- TO BE DONE
In the listing below, pick out lines with "实现数据整体结构化".

● ● ●

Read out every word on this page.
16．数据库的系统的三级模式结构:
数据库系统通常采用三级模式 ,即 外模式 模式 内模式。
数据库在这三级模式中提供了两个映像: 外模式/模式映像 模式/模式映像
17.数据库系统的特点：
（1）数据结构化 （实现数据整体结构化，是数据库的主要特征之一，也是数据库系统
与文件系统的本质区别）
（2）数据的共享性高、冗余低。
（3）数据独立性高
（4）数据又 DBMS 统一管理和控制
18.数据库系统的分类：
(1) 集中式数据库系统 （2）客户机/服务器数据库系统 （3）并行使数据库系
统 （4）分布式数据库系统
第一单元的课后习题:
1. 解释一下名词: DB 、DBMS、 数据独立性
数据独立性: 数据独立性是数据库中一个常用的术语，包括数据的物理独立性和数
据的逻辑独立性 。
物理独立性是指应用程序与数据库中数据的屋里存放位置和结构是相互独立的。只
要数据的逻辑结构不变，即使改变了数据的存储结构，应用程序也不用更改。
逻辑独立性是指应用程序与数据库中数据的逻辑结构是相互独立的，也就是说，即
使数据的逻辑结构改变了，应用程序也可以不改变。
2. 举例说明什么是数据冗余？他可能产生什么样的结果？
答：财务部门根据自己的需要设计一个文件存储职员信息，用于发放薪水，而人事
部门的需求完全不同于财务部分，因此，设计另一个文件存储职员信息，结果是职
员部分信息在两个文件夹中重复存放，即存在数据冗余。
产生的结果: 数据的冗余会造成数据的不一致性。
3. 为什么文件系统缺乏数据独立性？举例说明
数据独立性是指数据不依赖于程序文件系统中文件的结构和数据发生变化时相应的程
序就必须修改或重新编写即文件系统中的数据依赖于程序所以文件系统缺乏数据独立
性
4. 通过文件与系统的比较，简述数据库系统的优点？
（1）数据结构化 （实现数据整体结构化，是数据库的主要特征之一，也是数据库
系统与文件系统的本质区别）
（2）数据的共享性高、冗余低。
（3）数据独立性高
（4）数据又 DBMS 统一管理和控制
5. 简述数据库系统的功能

● ● ●

- EXERCISE RESPONSE
（1）数据结构化 （实现数据整体结构化，是数据库的主要特征之一，也是数据库系统
（1）数据结构化 （实现数据整体结构化，是数据库的主要特征之一，也是数据库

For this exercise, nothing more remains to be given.